WHAT IS BEING ASKED
Go through the entries below and pick out every line with "after".

SUPPLIED RECORDS
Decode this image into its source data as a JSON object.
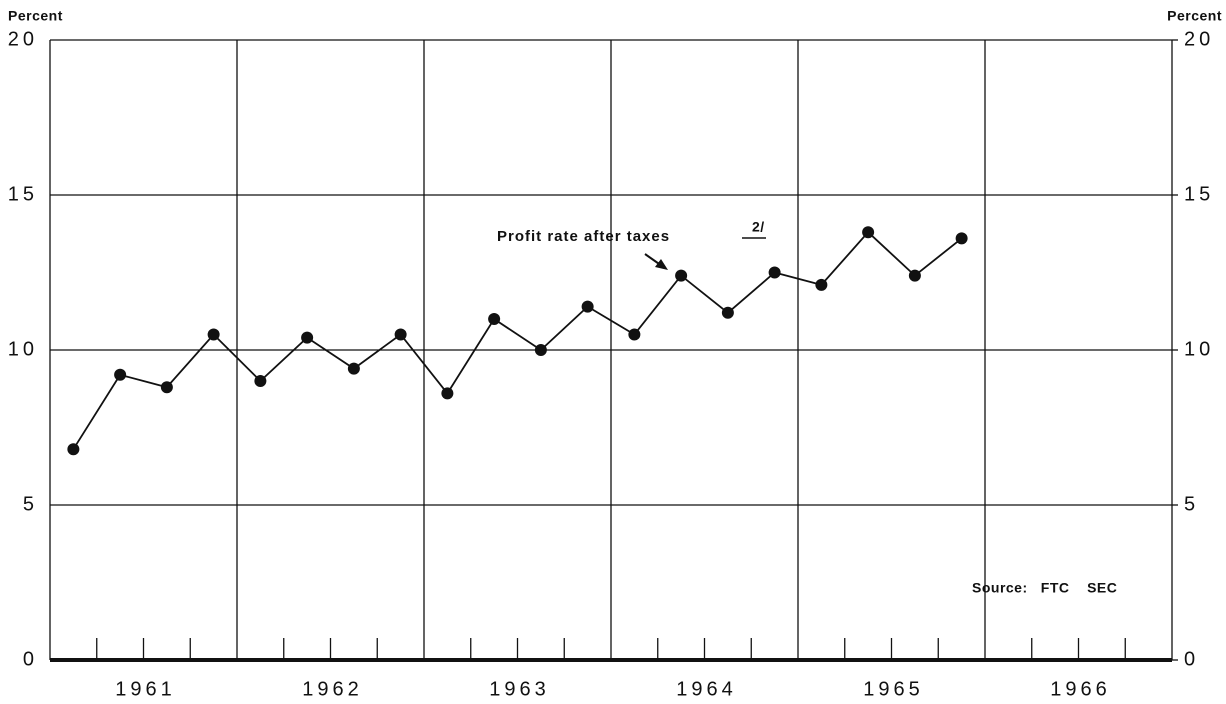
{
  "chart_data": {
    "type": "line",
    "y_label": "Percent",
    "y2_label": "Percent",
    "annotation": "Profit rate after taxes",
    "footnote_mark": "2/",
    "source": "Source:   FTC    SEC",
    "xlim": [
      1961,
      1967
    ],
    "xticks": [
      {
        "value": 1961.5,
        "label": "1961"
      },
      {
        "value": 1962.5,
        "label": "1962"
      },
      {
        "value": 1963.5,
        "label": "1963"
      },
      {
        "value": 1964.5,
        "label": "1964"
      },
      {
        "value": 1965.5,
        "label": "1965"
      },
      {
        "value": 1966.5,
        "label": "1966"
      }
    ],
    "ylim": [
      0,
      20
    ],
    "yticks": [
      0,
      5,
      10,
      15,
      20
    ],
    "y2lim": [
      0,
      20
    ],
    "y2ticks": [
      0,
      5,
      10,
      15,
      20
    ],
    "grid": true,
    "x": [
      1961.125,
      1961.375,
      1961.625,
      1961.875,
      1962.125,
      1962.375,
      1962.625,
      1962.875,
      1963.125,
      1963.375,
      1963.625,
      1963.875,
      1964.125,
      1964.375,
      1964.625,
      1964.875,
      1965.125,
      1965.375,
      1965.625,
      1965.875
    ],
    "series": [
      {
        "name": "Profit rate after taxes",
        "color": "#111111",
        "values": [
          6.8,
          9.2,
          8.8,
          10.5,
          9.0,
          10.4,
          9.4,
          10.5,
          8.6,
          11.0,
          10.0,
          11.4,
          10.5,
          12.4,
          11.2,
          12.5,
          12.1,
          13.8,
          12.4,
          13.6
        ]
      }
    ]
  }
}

SOLUTION TO THE EXERCISE
    "annotation": "Profit rate after taxes",
        "name": "Profit rate after taxes",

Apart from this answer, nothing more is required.